Data records:
—————
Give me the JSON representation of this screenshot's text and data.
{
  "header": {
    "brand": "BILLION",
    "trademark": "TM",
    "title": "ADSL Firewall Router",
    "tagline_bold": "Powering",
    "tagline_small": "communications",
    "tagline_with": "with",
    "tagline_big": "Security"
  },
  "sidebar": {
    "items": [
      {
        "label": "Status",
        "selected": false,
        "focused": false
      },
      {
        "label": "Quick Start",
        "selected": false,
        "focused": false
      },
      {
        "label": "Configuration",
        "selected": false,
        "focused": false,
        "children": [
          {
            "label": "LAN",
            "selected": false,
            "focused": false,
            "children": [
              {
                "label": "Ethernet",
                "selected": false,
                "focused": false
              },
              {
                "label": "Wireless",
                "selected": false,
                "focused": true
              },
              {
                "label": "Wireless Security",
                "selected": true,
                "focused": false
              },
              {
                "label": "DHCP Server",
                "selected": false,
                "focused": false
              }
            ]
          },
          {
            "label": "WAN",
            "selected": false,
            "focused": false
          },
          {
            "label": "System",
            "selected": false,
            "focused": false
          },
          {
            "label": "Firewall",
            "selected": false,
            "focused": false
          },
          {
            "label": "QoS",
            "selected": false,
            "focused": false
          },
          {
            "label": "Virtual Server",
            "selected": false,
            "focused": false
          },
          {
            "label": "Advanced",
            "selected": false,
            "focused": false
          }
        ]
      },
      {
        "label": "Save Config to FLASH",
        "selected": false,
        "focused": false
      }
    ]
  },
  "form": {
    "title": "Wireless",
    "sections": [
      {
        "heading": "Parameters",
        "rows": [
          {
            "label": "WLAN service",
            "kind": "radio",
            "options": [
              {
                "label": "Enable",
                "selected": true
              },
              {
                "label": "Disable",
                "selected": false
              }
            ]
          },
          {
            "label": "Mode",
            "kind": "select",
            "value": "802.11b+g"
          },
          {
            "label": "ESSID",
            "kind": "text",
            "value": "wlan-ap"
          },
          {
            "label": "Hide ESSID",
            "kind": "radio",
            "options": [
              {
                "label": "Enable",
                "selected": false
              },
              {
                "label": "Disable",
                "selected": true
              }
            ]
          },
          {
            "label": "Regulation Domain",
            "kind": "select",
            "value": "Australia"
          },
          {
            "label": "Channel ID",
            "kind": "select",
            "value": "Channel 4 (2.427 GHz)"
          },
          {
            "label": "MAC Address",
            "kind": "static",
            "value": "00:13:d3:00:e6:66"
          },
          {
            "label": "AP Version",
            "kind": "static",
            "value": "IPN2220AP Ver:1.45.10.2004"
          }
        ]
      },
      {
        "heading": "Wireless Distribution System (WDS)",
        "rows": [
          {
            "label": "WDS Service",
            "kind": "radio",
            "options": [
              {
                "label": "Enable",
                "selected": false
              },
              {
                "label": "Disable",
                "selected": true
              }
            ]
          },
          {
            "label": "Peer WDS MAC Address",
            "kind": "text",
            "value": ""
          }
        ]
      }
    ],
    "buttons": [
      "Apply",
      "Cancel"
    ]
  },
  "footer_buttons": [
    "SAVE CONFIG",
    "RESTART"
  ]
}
—————
AIM OF THE TASK: Find every line in the entries that includes the word "Wireless", then state how many there are and nothing else.

RESPONSE TO THE TASK: 4